Given data:
──────────

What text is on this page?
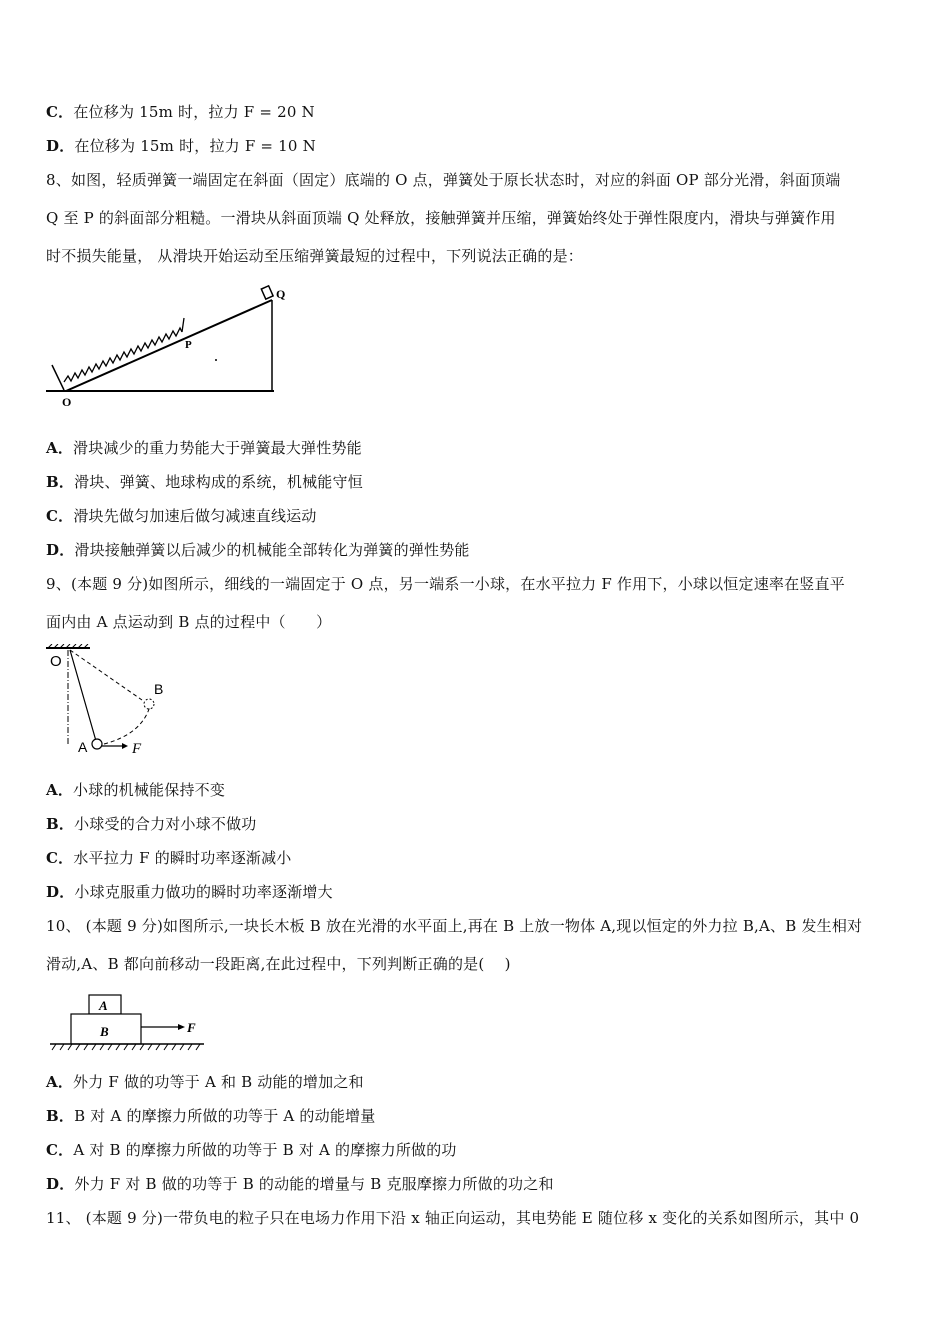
C．在位移为 15m 时，拉力 F = 20 N
D．在位移为 15m 时，拉力 F = 10 N
8、如图，轻质弹簧一端固定在斜面（固定）底端的 O 点，弹簧处于原长状态时，对应的斜面 OP 部分光滑，斜面顶端
Q 至 P 的斜面部分粗糙。一滑块从斜面顶端 Q 处释放，接触弹簧并压缩，弹簧始终处于弹性限度内，滑块与弹簧作用
时不损失能量， 从滑块开始运动至压缩弹簧最短的过程中，下列说法正确的是：
O
P
Q
A．滑块减少的重力势能大于弹簧最大弹性势能
B．滑块、弹簧、地球构成的系统，机械能守恒
C．滑块先做匀加速后做匀减速直线运动
D．滑块接触弹簧以后减少的机械能全部转化为弹簧的弹性势能
9、(本题 9 分)如图所示，细线的一端固定于 O 点，另一端系一小球，在水平拉力 F 作用下，小球以恒定速率在竖直平
面内由 A 点运动到 B 点的过程中（　　）
O
B
A	F
A．小球的机械能保持不变
B．小球受的合力对小球不做功
C．水平拉力 F 的瞬时功率逐渐减小
D．小球克服重力做功的瞬时功率逐渐增大
10、 (本题 9 分)如图所示,一块长木板 B 放在光滑的水平面上,再在 B 上放一物体 A,现以恒定的外力拉 B,A、B 发生相对
滑动,A、B 都向前移动一段距离,在此过程中，下列判断正确的是(　 )
A
B	F
A．外力 F 做的功等于 A 和 B 动能的增加之和
B．B 对 A 的摩擦力所做的功等于 A 的动能增量
C．A 对 B 的摩擦力所做的功等于 B 对 A 的摩擦力所做的功
D．外力 F 对 B 做的功等于 B 的动能的增量与 B 克服摩擦力所做的功之和
11、 (本题 9 分)一带负电的粒子只在电场力作用下沿 x 轴正向运动，其电势能 E 随位移 x 变化的关系如图所示，其中 0
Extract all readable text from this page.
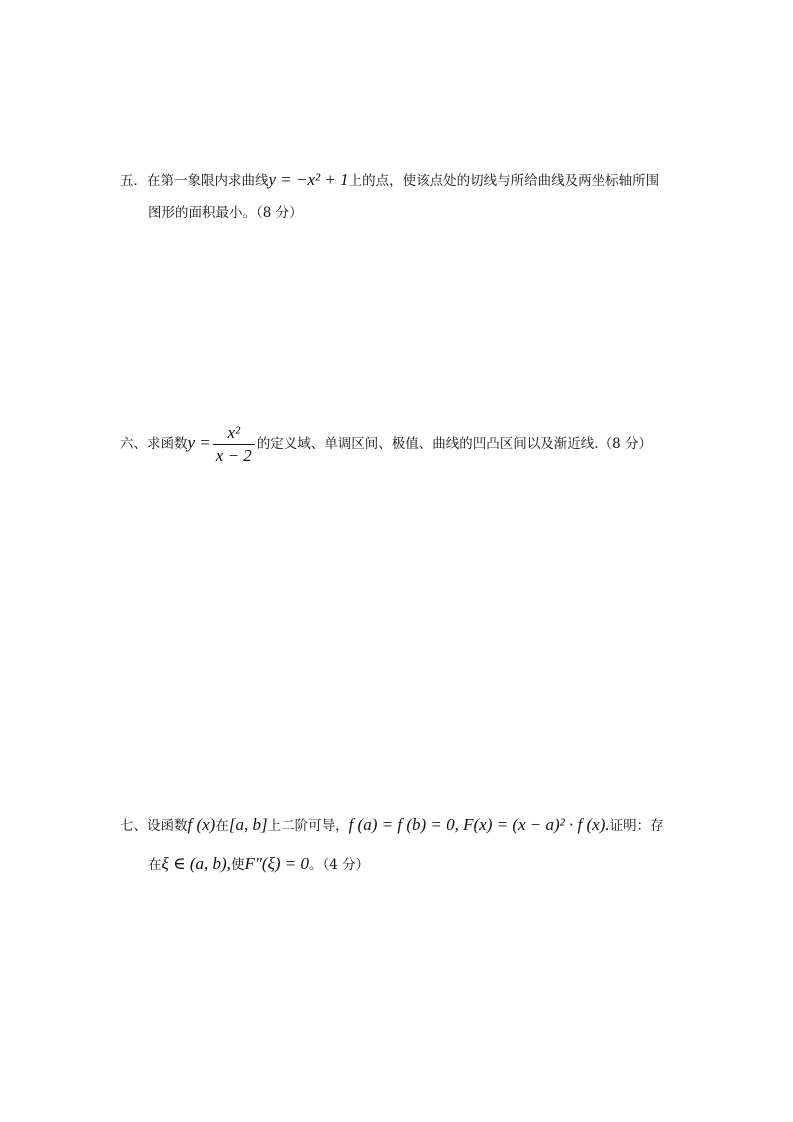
五．在第一象限内求曲线y = −x² + 1上的点，使该点处的切线与所给曲线及两坐标轴所围
图形的面积最小。（8 分）
六、求函数$y = \frac{\text{x²}}{x - 2}$ 的定义域、单调区间、极值、曲线的凹凸区间以及渐近线.（8 分）
七、设函数f (x)在[a, b]上二阶可导，f (a) = f (b) = 0, F(x) = (x − a)² · f (x).证明：存
在ξ ∈ (a, b),使F″(ξ) = 0。（4 分）
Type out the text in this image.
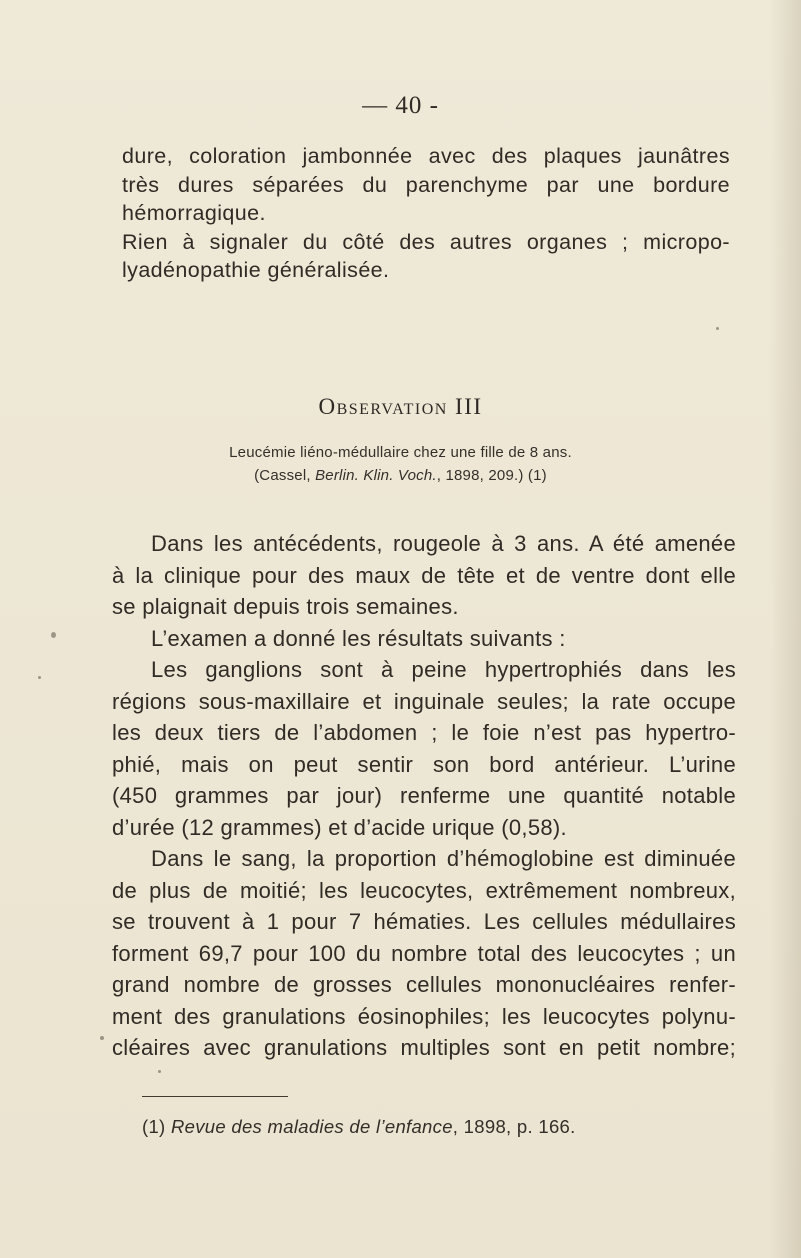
— 40 -
dure, coloration jambonnée avec des plaques jaunâtres
très dures séparées du parenchyme par une bordure
hémorragique.
Rien à signaler du côté des autres organes ; micropo-
lyadénopathie généralisée.
Observation III
Leucémie liéno-médullaire chez une fille de 8 ans.
(Cassel, Berlin. Klin. Voch., 1898, 209.) (1)
Dans les antécédents, rougeole à 3 ans. A été amenée
à la clinique pour des maux de tête et de ventre dont elle
se plaignait depuis trois semaines.
L’examen a donné les résultats suivants :
Les ganglions sont à peine hypertrophiés dans les
régions sous-maxillaire et inguinale seules; la rate occupe
les deux tiers de l’abdomen ; le foie n’est pas hypertro-
phié, mais on peut sentir son bord antérieur. L’urine
(450 grammes par jour) renferme une quantité notable
d’urée (12 grammes) et d’acide urique (0,58).
Dans le sang, la proportion d’hémoglobine est diminuée
de plus de moitié; les leucocytes, extrêmement nombreux,
se trouvent à 1 pour 7 hématies. Les cellules médullaires
forment 69,7 pour 100 du nombre total des leucocytes ; un
grand nombre de grosses cellules mononucléaires renfer-
ment des granulations éosinophiles; les leucocytes polynu-
cléaires avec granulations multiples sont en petit nombre;
(1) Revue des maladies de l’enfance, 1898, p. 166.
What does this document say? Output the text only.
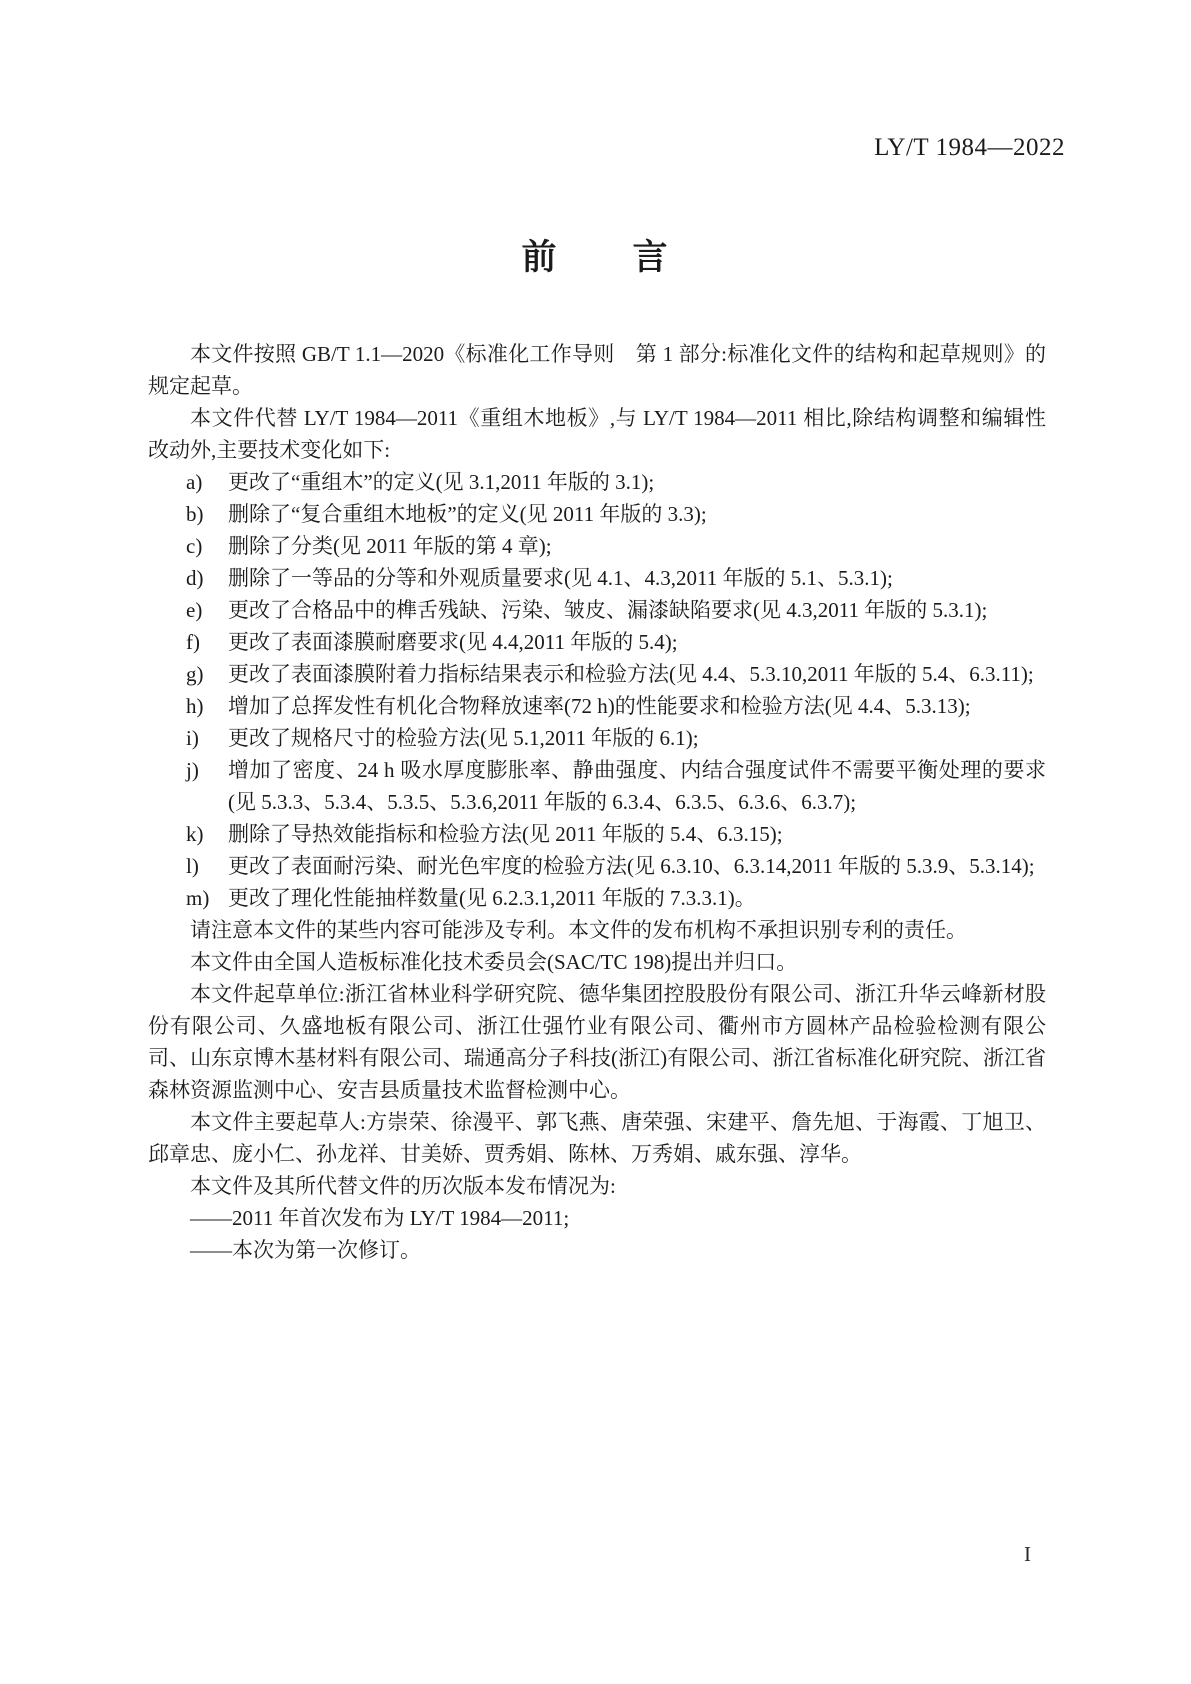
LY/T 1984—2022
前　　言

本文件按照 GB/T 1.1—2020《标准化工作导则　第 1 部分:标准化文件的结构和起草规则》的规定起草。

本文件代替 LY/T 1984—2011《重组木地板》,与 LY/T 1984—2011 相比,除结构调整和编辑性改动外,主要技术变化如下:

a) 更改了“重组木”的定义(见 3.1,2011 年版的 3.1);
b) 删除了“复合重组木地板”的定义(见 2011 年版的 3.3);
c) 删除了分类(见 2011 年版的第 4 章);
d) 删除了一等品的分等和外观质量要求(见 4.1、4.3,2011 年版的 5.1、5.3.1);
e) 更改了合格品中的榫舌残缺、污染、皱皮、漏漆缺陷要求(见 4.3,2011 年版的 5.3.1);
f) 更改了表面漆膜耐磨要求(见 4.4,2011 年版的 5.4);
g) 更改了表面漆膜附着力指标结果表示和检验方法(见 4.4、5.3.10,2011 年版的 5.4、6.3.11);
h) 增加了总挥发性有机化合物释放速率(72 h)的性能要求和检验方法(见 4.4、5.3.13);
i) 更改了规格尺寸的检验方法(见 5.1,2011 年版的 6.1);
j) 增加了密度、24 h 吸水厚度膨胀率、静曲强度、内结合强度试件不需要平衡处理的要求(见 5.3.3、5.3.4、5.3.5、5.3.6,2011 年版的 6.3.4、6.3.5、6.3.6、6.3.7);
k) 删除了导热效能指标和检验方法(见 2011 年版的 5.4、6.3.15);
l) 更改了表面耐污染、耐光色牢度的检验方法(见 6.3.10、6.3.14,2011 年版的 5.3.9、5.3.14);
m) 更改了理化性能抽样数量(见 6.2.3.1,2011 年版的 7.3.3.1)。

请注意本文件的某些内容可能涉及专利。本文件的发布机构不承担识别专利的责任。

本文件由全国人造板标准化技术委员会(SAC/TC 198)提出并归口。

本文件起草单位:浙江省林业科学研究院、德华集团控股股份有限公司、浙江升华云峰新材股份有限公司、久盛地板有限公司、浙江仕强竹业有限公司、衢州市方圆林产品检验检测有限公司、山东京博木基材料有限公司、瑞通高分子科技(浙江)有限公司、浙江省标准化研究院、浙江省森林资源监测中心、安吉县质量技术监督检测中心。

本文件主要起草人:方崇荣、徐漫平、郭飞燕、唐荣强、宋建平、詹先旭、于海霞、丁旭卫、邱章忠、庞小仁、孙龙祥、甘美娇、贾秀娟、陈林、万秀娟、戚东强、淳华。

本文件及其所代替文件的历次版本发布情况为:

——2011 年首次发布为 LY/T 1984—2011;

——本次为第一次修订。

I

──────────

Set problem: Omit the pictures and retype exactly the lines from the one with "What does this" through the final line, both ends included.

The result:
What does this document say? Output the text only.
LY/T 1984—2022
前　　言

本文件按照 GB/T 1.1—2020《标准化工作导则　第 1 部分:标准化文件的结构和起草规则》的规定起草。

本文件代替 LY/T 1984—2011《重组木地板》,与 LY/T 1984—2011 相比,除结构调整和编辑性改动外,主要技术变化如下:

a) 更改了“重组木”的定义(见 3.1,2011 年版的 3.1);
b) 删除了“复合重组木地板”的定义(见 2011 年版的 3.3);
c) 删除了分类(见 2011 年版的第 4 章);
d) 删除了一等品的分等和外观质量要求(见 4.1、4.3,2011 年版的 5.1、5.3.1);
e) 更改了合格品中的榫舌残缺、污染、皱皮、漏漆缺陷要求(见 4.3,2011 年版的 5.3.1);
f) 更改了表面漆膜耐磨要求(见 4.4,2011 年版的 5.4);
g) 更改了表面漆膜附着力指标结果表示和检验方法(见 4.4、5.3.10,2011 年版的 5.4、6.3.11);
h) 增加了总挥发性有机化合物释放速率(72 h)的性能要求和检验方法(见 4.4、5.3.13);
i) 更改了规格尺寸的检验方法(见 5.1,2011 年版的 6.1);
j) 增加了密度、24 h 吸水厚度膨胀率、静曲强度、内结合强度试件不需要平衡处理的要求(见 5.3.3、5.3.4、5.3.5、5.3.6,2011 年版的 6.3.4、6.3.5、6.3.6、6.3.7);
k) 删除了导热效能指标和检验方法(见 2011 年版的 5.4、6.3.15);
l) 更改了表面耐污染、耐光色牢度的检验方法(见 6.3.10、6.3.14,2011 年版的 5.3.9、5.3.14);
m) 更改了理化性能抽样数量(见 6.2.3.1,2011 年版的 7.3.3.1)。

请注意本文件的某些内容可能涉及专利。本文件的发布机构不承担识别专利的责任。

本文件由全国人造板标准化技术委员会(SAC/TC 198)提出并归口。

本文件起草单位:浙江省林业科学研究院、德华集团控股股份有限公司、浙江升华云峰新材股份有限公司、久盛地板有限公司、浙江仕强竹业有限公司、衢州市方圆林产品检验检测有限公司、山东京博木基材料有限公司、瑞通高分子科技(浙江)有限公司、浙江省标准化研究院、浙江省森林资源监测中心、安吉县质量技术监督检测中心。

本文件主要起草人:方崇荣、徐漫平、郭飞燕、唐荣强、宋建平、詹先旭、于海霞、丁旭卫、邱章忠、庞小仁、孙龙祥、甘美娇、贾秀娟、陈林、万秀娟、戚东强、淳华。

本文件及其所代替文件的历次版本发布情况为:

——2011 年首次发布为 LY/T 1984—2011;

——本次为第一次修订。

I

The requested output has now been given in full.